--- Start of RECORDS FOR PROCESSING ---

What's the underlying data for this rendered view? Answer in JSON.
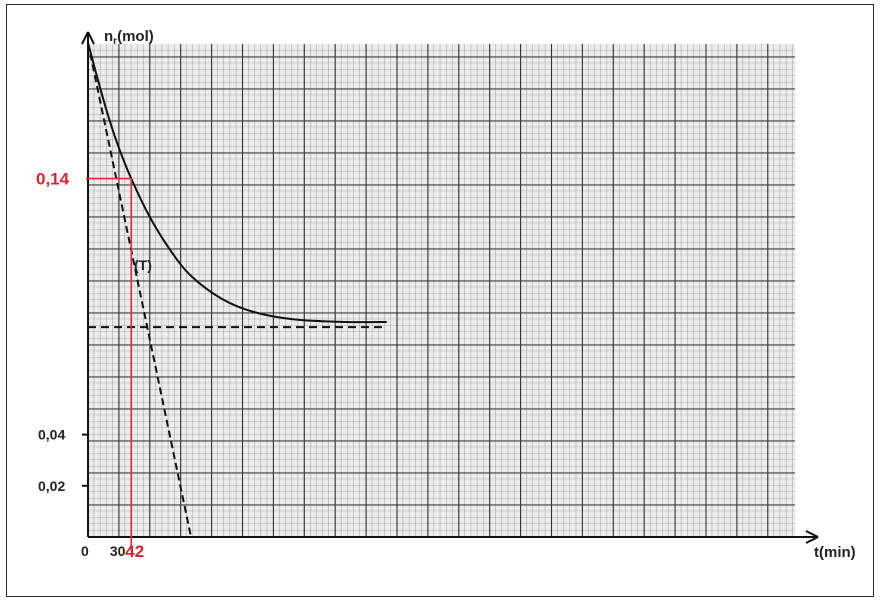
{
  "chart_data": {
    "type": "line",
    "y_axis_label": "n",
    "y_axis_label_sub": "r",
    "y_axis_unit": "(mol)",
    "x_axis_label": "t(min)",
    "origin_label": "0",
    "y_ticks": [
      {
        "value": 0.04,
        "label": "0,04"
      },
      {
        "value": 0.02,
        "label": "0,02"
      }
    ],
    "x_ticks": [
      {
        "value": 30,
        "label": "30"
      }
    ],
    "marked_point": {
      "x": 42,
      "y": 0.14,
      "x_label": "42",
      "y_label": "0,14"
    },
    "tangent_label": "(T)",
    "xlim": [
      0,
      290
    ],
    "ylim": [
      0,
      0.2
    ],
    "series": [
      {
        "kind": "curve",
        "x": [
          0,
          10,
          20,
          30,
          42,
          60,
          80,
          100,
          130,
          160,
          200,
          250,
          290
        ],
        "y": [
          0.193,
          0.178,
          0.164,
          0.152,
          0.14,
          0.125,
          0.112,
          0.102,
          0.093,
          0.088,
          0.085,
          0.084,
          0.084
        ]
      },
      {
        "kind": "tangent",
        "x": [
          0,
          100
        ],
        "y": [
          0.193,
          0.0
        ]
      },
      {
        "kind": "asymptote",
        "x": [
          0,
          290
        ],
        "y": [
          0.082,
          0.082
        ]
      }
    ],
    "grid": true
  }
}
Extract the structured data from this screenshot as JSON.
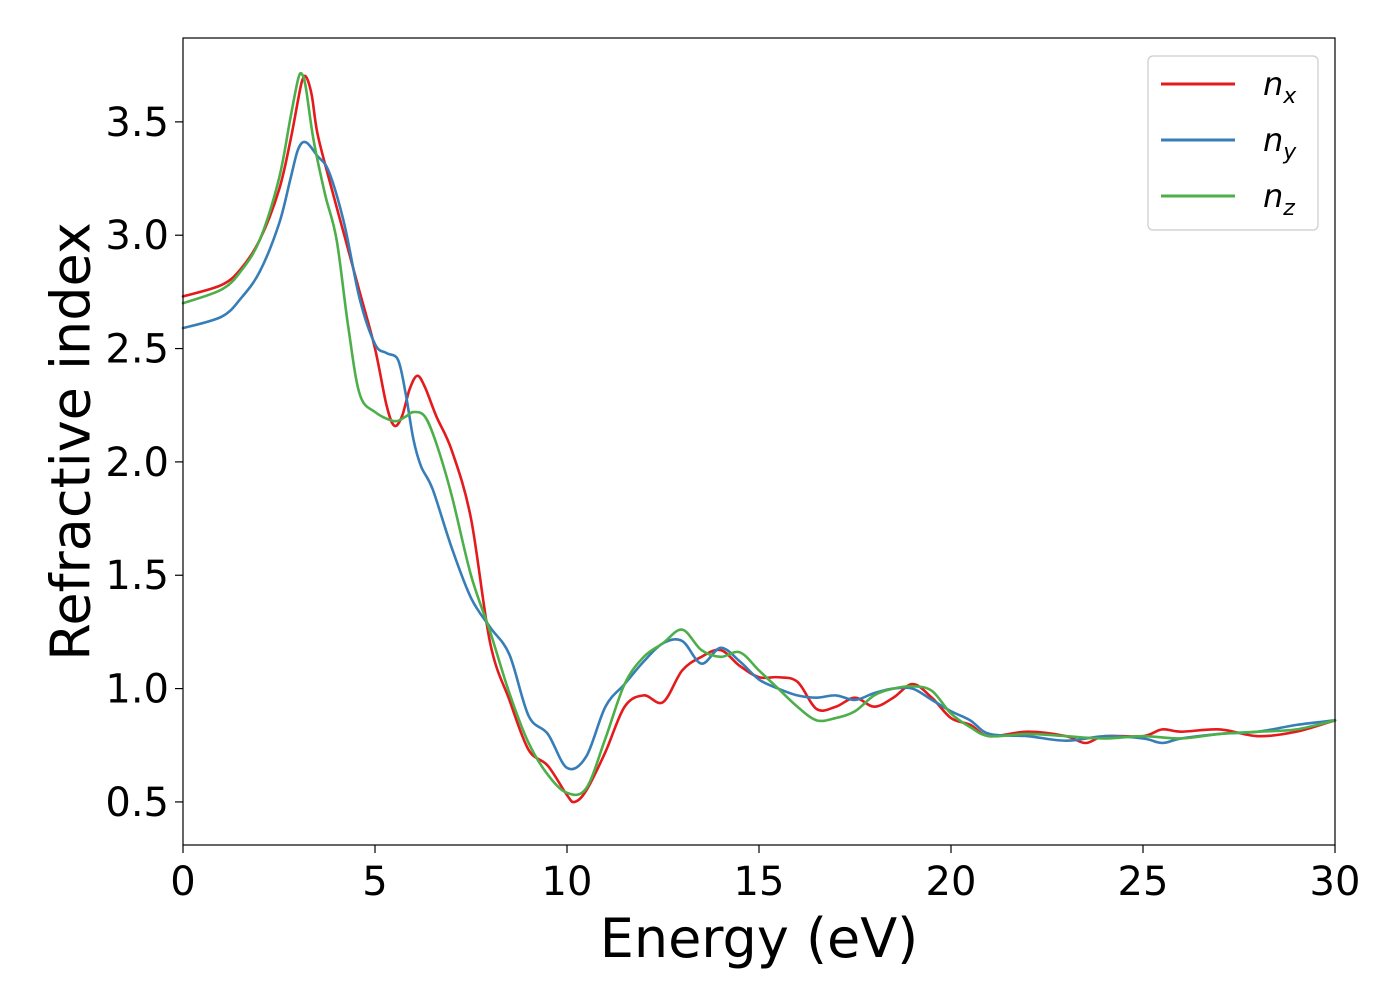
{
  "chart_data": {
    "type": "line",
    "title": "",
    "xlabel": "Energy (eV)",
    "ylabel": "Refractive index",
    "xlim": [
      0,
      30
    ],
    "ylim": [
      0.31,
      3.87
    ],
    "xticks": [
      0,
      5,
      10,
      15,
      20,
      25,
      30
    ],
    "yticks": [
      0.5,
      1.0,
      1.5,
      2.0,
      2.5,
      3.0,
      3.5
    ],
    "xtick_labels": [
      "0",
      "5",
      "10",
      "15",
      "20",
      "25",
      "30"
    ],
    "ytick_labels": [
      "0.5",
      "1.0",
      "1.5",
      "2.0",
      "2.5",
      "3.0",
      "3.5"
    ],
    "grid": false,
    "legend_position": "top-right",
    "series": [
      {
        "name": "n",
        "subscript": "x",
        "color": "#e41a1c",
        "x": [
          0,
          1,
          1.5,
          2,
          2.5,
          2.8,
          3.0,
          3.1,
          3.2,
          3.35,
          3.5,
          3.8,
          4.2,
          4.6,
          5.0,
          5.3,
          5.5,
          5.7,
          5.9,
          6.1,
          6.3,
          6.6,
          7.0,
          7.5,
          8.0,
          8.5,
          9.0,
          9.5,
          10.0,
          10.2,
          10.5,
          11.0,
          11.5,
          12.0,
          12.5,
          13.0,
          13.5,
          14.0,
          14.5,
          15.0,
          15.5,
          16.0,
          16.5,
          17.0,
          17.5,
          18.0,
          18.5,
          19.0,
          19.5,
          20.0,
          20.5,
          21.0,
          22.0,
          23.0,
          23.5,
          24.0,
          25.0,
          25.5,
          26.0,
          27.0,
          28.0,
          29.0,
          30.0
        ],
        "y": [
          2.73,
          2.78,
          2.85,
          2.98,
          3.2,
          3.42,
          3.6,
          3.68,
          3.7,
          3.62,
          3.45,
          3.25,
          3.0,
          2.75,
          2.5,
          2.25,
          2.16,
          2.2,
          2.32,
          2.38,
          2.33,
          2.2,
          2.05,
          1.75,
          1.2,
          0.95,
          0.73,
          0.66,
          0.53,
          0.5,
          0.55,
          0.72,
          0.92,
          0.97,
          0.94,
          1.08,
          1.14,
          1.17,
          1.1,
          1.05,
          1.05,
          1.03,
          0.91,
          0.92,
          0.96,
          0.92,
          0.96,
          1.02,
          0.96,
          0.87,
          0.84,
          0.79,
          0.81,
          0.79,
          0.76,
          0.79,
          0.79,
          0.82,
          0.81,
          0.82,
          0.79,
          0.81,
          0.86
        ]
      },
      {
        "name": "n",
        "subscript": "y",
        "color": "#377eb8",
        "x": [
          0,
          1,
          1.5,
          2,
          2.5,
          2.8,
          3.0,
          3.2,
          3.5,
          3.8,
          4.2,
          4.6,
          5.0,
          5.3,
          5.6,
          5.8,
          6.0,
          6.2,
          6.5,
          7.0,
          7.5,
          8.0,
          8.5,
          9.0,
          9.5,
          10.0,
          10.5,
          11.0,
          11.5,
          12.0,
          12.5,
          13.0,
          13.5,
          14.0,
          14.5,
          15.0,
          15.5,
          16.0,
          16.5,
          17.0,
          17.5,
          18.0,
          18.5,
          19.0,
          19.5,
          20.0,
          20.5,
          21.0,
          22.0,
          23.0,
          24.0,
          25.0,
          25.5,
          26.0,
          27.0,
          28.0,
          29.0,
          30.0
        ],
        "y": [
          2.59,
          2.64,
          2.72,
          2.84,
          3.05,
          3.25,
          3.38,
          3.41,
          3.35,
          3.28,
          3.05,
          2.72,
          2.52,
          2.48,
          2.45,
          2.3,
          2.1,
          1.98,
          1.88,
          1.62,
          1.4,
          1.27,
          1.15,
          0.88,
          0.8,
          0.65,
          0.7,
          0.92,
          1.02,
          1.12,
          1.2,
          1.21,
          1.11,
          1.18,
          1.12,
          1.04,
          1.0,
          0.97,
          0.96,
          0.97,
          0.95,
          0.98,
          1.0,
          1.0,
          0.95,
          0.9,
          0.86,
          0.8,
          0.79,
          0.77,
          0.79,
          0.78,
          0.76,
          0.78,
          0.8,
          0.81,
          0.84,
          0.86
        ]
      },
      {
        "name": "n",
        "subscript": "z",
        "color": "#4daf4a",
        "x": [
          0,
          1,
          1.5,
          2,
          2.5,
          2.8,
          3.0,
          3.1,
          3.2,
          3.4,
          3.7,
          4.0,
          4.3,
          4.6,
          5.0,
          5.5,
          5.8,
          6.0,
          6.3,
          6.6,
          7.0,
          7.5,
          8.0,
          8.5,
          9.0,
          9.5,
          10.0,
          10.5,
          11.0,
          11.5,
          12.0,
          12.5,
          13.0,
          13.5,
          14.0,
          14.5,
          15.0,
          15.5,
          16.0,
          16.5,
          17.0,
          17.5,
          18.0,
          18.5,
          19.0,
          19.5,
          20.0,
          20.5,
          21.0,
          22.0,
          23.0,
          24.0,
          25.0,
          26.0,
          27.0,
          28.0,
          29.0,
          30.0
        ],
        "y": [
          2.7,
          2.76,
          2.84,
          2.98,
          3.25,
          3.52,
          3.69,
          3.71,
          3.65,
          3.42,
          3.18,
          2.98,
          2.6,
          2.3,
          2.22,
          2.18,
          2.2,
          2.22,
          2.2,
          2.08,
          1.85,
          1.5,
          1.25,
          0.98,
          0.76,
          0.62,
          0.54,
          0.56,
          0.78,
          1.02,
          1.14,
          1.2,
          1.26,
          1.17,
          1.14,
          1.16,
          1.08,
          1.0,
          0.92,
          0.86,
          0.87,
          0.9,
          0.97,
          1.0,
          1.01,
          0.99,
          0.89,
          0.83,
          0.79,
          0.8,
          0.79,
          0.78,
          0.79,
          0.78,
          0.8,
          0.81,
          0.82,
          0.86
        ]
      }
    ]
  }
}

--- End of RECORDS FOR PROCESSING ---

■ GIVEN REQUEST:
Identify each line in the records above containing the word "subscript"; copy those lines.

■ SOLVED PROBLEM:
        "subscript": "x",
        "subscript": "y",
        "subscript": "z",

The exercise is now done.